THE REQUEST: Output every entry exactly as written, but omit the pictures.

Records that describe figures

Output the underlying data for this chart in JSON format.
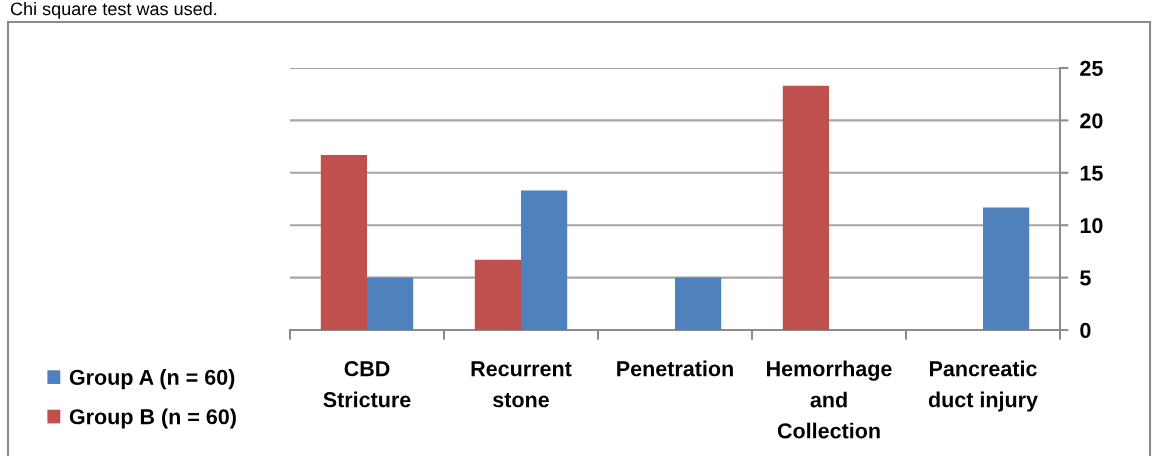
{
  "chart_data": {
    "type": "bar",
    "categories": [
      "CBD\nStricture",
      "Recurrent\nstone",
      "Penetration",
      "Hemorrhage\nand\nCollection",
      "Pancreatic\nduct injury"
    ],
    "series": [
      {
        "name": "Group B (n = 60)",
        "color": "#c0504d",
        "values": [
          16.7,
          6.7,
          0,
          23.3,
          0
        ]
      },
      {
        "name": "Group A (n = 60)",
        "color": "#4f81bd",
        "values": [
          5,
          13.3,
          5,
          0,
          11.7
        ]
      }
    ],
    "ylim": [
      0,
      25
    ],
    "yticks": [
      0,
      5,
      10,
      15,
      20,
      25
    ],
    "grid": "y",
    "legend": "bottom left",
    "annotations": [
      "Chi square test was used."
    ]
  }
}
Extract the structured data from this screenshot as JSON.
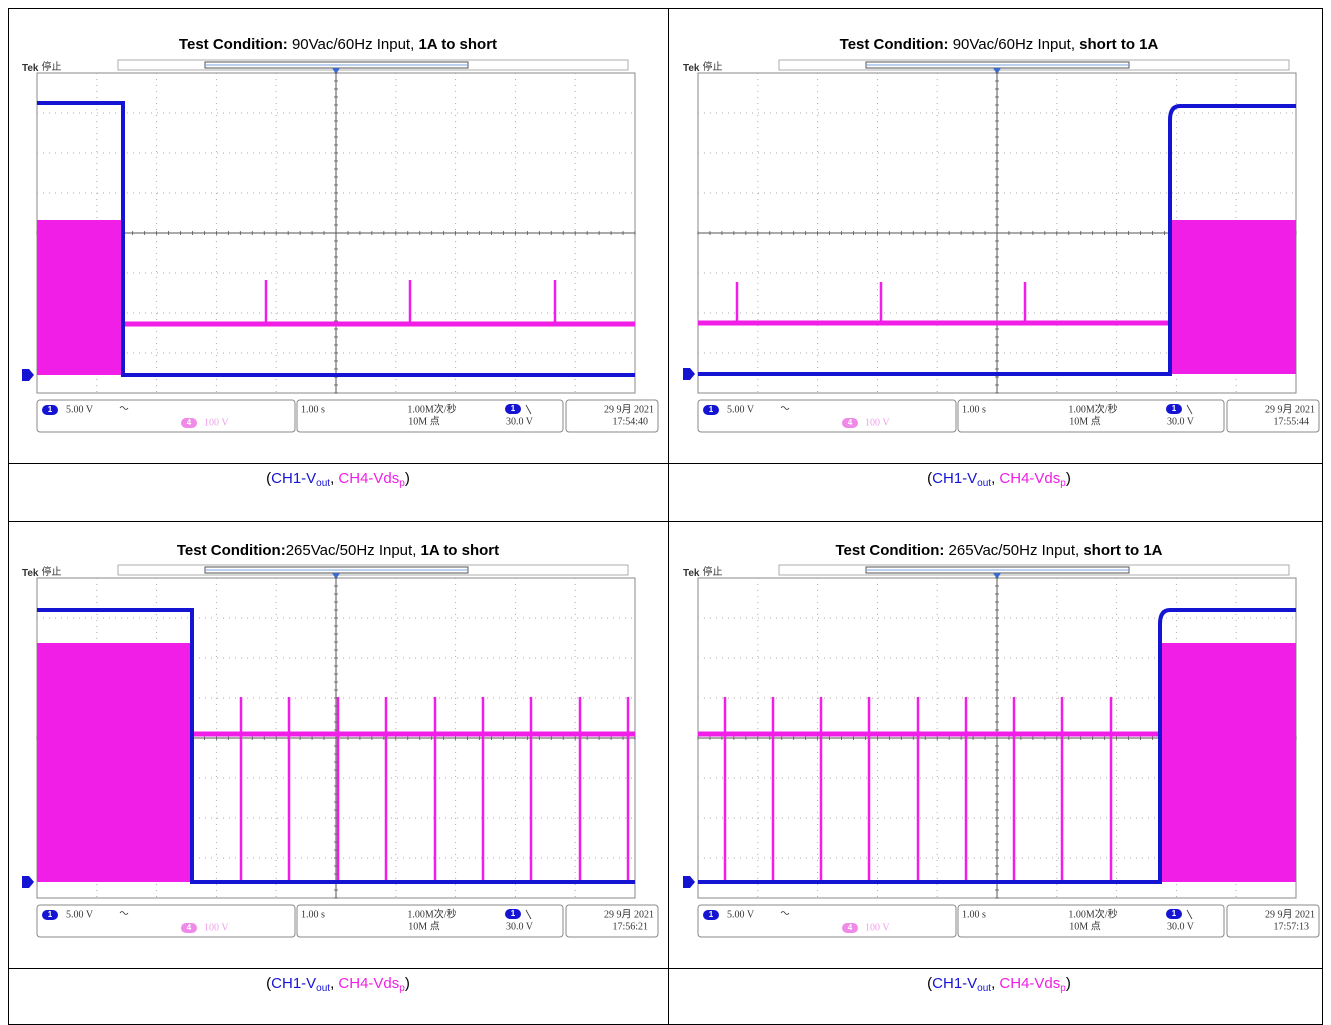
{
  "panels": [
    {
      "title": {
        "label": "Test Condition:",
        "input": " 90Vac/60Hz Input, ",
        "mode": "1A to short"
      },
      "scope": {
        "brand": "Tek",
        "state": "停止",
        "ch1_marker": "1",
        "ch1_scale": "5.00 V",
        "ch4_marker": "4",
        "ch4_scale": "100 V",
        "timebase": "1.00 s",
        "sample_rate": "1.00M次/秒",
        "record_length": "10M 点",
        "trigger_channel": "1",
        "trigger_level": "30.0 V",
        "date": "29 9月 2021",
        "time": "17:54:40"
      },
      "caption": {
        "open": "(",
        "ch1": "CH1-V",
        "ch1_sub": "out",
        "sep": ", ",
        "ch4": "CH4-Vds",
        "ch4_sub": "p",
        "close": ")"
      }
    },
    {
      "title": {
        "label": "Test Condition:",
        "input": " 90Vac/60Hz Input, ",
        "mode": "short to 1A"
      },
      "scope": {
        "brand": "Tek",
        "state": "停止",
        "ch1_marker": "1",
        "ch1_scale": "5.00 V",
        "ch4_marker": "4",
        "ch4_scale": "100 V",
        "timebase": "1.00 s",
        "sample_rate": "1.00M次/秒",
        "record_length": "10M 点",
        "trigger_channel": "1",
        "trigger_level": "30.0 V",
        "date": "29 9月 2021",
        "time": "17:55:44"
      },
      "caption": {
        "open": "(",
        "ch1": "CH1-V",
        "ch1_sub": "out",
        "sep": ", ",
        "ch4": "CH4-Vds",
        "ch4_sub": "p",
        "close": ")"
      }
    },
    {
      "title": {
        "label": "Test Condition:",
        "input": "265Vac/50Hz Input, ",
        "mode": "1A to short"
      },
      "scope": {
        "brand": "Tek",
        "state": "停止",
        "ch1_marker": "1",
        "ch1_scale": "5.00 V",
        "ch4_marker": "4",
        "ch4_scale": "100 V",
        "timebase": "1.00 s",
        "sample_rate": "1.00M次/秒",
        "record_length": "10M 点",
        "trigger_channel": "1",
        "trigger_level": "30.0 V",
        "date": "29 9月 2021",
        "time": "17:56:21"
      },
      "caption": {
        "open": "(",
        "ch1": "CH1-V",
        "ch1_sub": "out",
        "sep": ", ",
        "ch4": "CH4-Vds",
        "ch4_sub": "p",
        "close": ")"
      }
    },
    {
      "title": {
        "label": "Test Condition:",
        "input": " 265Vac/50Hz Input, ",
        "mode": "short to 1A"
      },
      "scope": {
        "brand": "Tek",
        "state": "停止",
        "ch1_marker": "1",
        "ch1_scale": "5.00 V",
        "ch4_marker": "4",
        "ch4_scale": "100 V",
        "timebase": "1.00 s",
        "sample_rate": "1.00M次/秒",
        "record_length": "10M 点",
        "trigger_channel": "1",
        "trigger_level": "30.0 V",
        "date": "29 9月 2021",
        "time": "17:57:13"
      },
      "caption": {
        "open": "(",
        "ch1": "CH1-V",
        "ch1_sub": "out",
        "sep": ", ",
        "ch4": "CH4-Vds",
        "ch4_sub": "p",
        "close": ")"
      }
    }
  ]
}
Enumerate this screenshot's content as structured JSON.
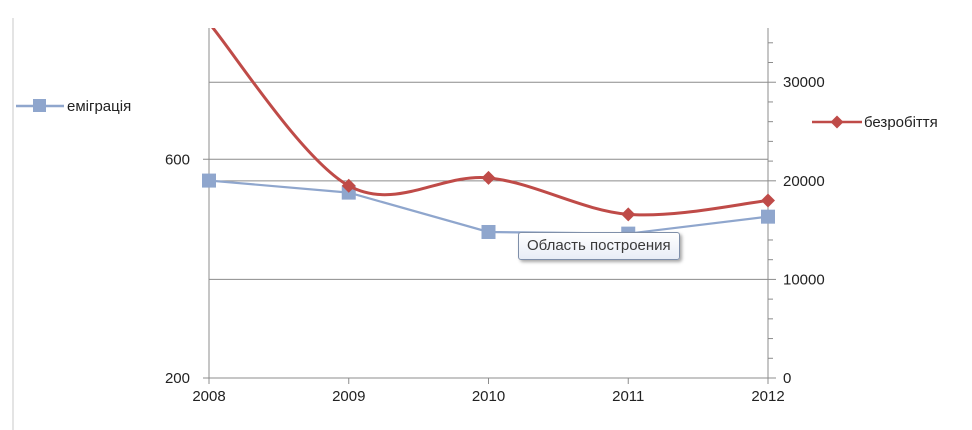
{
  "chart_data": {
    "type": "line",
    "categories": [
      "2008",
      "2009",
      "2010",
      "2011",
      "2012"
    ],
    "series": [
      {
        "name": "еміграція",
        "axis": "left",
        "color": "#8fa6cd",
        "marker": "square",
        "smooth": false,
        "values": [
          561,
          539,
          467,
          464,
          495
        ]
      },
      {
        "name": "безробіття",
        "axis": "right",
        "color": "#bf4b48",
        "marker": "diamond",
        "smooth": true,
        "values": [
          36000,
          19500,
          20300,
          16600,
          18000
        ]
      }
    ],
    "y_left": {
      "ticks": [
        200,
        600
      ],
      "tick_labels": [
        "200",
        "600"
      ],
      "range": [
        200,
        840
      ]
    },
    "y_right": {
      "ticks": [
        0,
        10000,
        20000,
        30000
      ],
      "tick_labels": [
        "0",
        "10000",
        "20000",
        "30000"
      ],
      "range": [
        0,
        35500
      ]
    },
    "grid": true,
    "legend_placement": "left and right of plot area"
  },
  "tooltip_text": "Область построения"
}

THE SOLUTION:
Output the underlying data for this chart in JSON format.
{
  "chart_data": {
    "type": "bar",
    "categories": [
      "CBD\nStricture",
      "Recurrent\nstone",
      "Penetration",
      "Hemorrhage\nand\nCollection",
      "Pancreatic\nduct injury"
    ],
    "series": [
      {
        "name": "Group B (n = 60)",
        "color": "#c0504d",
        "values": [
          16.7,
          6.7,
          0,
          23.3,
          0
        ]
      },
      {
        "name": "Group A (n = 60)",
        "color": "#4f81bd",
        "values": [
          5,
          13.3,
          5,
          0,
          11.7
        ]
      }
    ],
    "ylim": [
      0,
      25
    ],
    "yticks": [
      0,
      5,
      10,
      15,
      20,
      25
    ],
    "grid": "y",
    "legend": "bottom left",
    "annotations": [
      "Chi square test was used."
    ]
  }
}
Extract the structured data from this screenshot as JSON.
{
  "panels": [
    {
      "title": {
        "label": "Test Condition:",
        "input": " 90Vac/60Hz Input, ",
        "mode": "1A to short"
      },
      "scope": {
        "brand": "Tek",
        "state": "停止",
        "ch1_marker": "1",
        "ch1_scale": "5.00 V",
        "ch4_marker": "4",
        "ch4_scale": "100 V",
        "timebase": "1.00 s",
        "sample_rate": "1.00M次/秒",
        "record_length": "10M 点",
        "trigger_channel": "1",
        "trigger_level": "30.0 V",
        "date": "29 9月 2021",
        "time": "17:54:40"
      },
      "caption": {
        "open": "(",
        "ch1": "CH1-V",
        "ch1_sub": "out",
        "sep": ", ",
        "ch4": "CH4-Vds",
        "ch4_sub": "p",
        "close": ")"
      }
    },
    {
      "title": {
        "label": "Test Condition:",
        "input": " 90Vac/60Hz Input, ",
        "mode": "short to 1A"
      },
      "scope": {
        "brand": "Tek",
        "state": "停止",
        "ch1_marker": "1",
        "ch1_scale": "5.00 V",
        "ch4_marker": "4",
        "ch4_scale": "100 V",
        "timebase": "1.00 s",
        "sample_rate": "1.00M次/秒",
        "record_length": "10M 点",
        "trigger_channel": "1",
        "trigger_level": "30.0 V",
        "date": "29 9月 2021",
        "time": "17:55:44"
      },
      "caption": {
        "open": "(",
        "ch1": "CH1-V",
        "ch1_sub": "out",
        "sep": ", ",
        "ch4": "CH4-Vds",
        "ch4_sub": "p",
        "close": ")"
      }
    },
    {
      "title": {
        "label": "Test Condition:",
        "input": "265Vac/50Hz Input, ",
        "mode": "1A to short"
      },
      "scope": {
        "brand": "Tek",
        "state": "停止",
        "ch1_marker": "1",
        "ch1_scale": "5.00 V",
        "ch4_marker": "4",
        "ch4_scale": "100 V",
        "timebase": "1.00 s",
        "sample_rate": "1.00M次/秒",
        "record_length": "10M 点",
        "trigger_channel": "1",
        "trigger_level": "30.0 V",
        "date": "29 9月 2021",
        "time": "17:56:21"
      },
      "caption": {
        "open": "(",
        "ch1": "CH1-V",
        "ch1_sub": "out",
        "sep": ", ",
        "ch4": "CH4-Vds",
        "ch4_sub": "p",
        "close": ")"
      }
    },
    {
      "title": {
        "label": "Test Condition:",
        "input": " 265Vac/50Hz Input, ",
        "mode": "short to 1A"
      },
      "scope": {
        "brand": "Tek",
        "state": "停止",
        "ch1_marker": "1",
        "ch1_scale": "5.00 V",
        "ch4_marker": "4",
        "ch4_scale": "100 V",
        "timebase": "1.00 s",
        "sample_rate": "1.00M次/秒",
        "record_length": "10M 点",
        "trigger_channel": "1",
        "trigger_level": "30.0 V",
        "date": "29 9月 2021",
        "time": "17:57:13"
      },
      "caption": {
        "open": "(",
        "ch1": "CH1-V",
        "ch1_sub": "out",
        "sep": ", ",
        "ch4": "CH4-Vds",
        "ch4_sub": "p",
        "close": ")"
      }
    }
  ]
}
Enumerate this screenshot's content as structured JSON.
{
  "chart_data": {
    "type": "line",
    "categories": [
      "2008",
      "2009",
      "2010",
      "2011",
      "2012"
    ],
    "series": [
      {
        "name": "еміграція",
        "axis": "left",
        "color": "#8fa6cd",
        "marker": "square",
        "smooth": false,
        "values": [
          561,
          539,
          467,
          464,
          495
        ]
      },
      {
        "name": "безробіття",
        "axis": "right",
        "color": "#bf4b48",
        "marker": "diamond",
        "smooth": true,
        "values": [
          36000,
          19500,
          20300,
          16600,
          18000
        ]
      }
    ],
    "y_left": {
      "ticks": [
        200,
        600
      ],
      "tick_labels": [
        "200",
        "600"
      ],
      "range": [
        200,
        840
      ]
    },
    "y_right": {
      "ticks": [
        0,
        10000,
        20000,
        30000
      ],
      "tick_labels": [
        "0",
        "10000",
        "20000",
        "30000"
      ],
      "range": [
        0,
        35500
      ]
    },
    "grid": true,
    "legend_placement": "left and right of plot area"
  },
  "tooltip_text": "Область построения"
}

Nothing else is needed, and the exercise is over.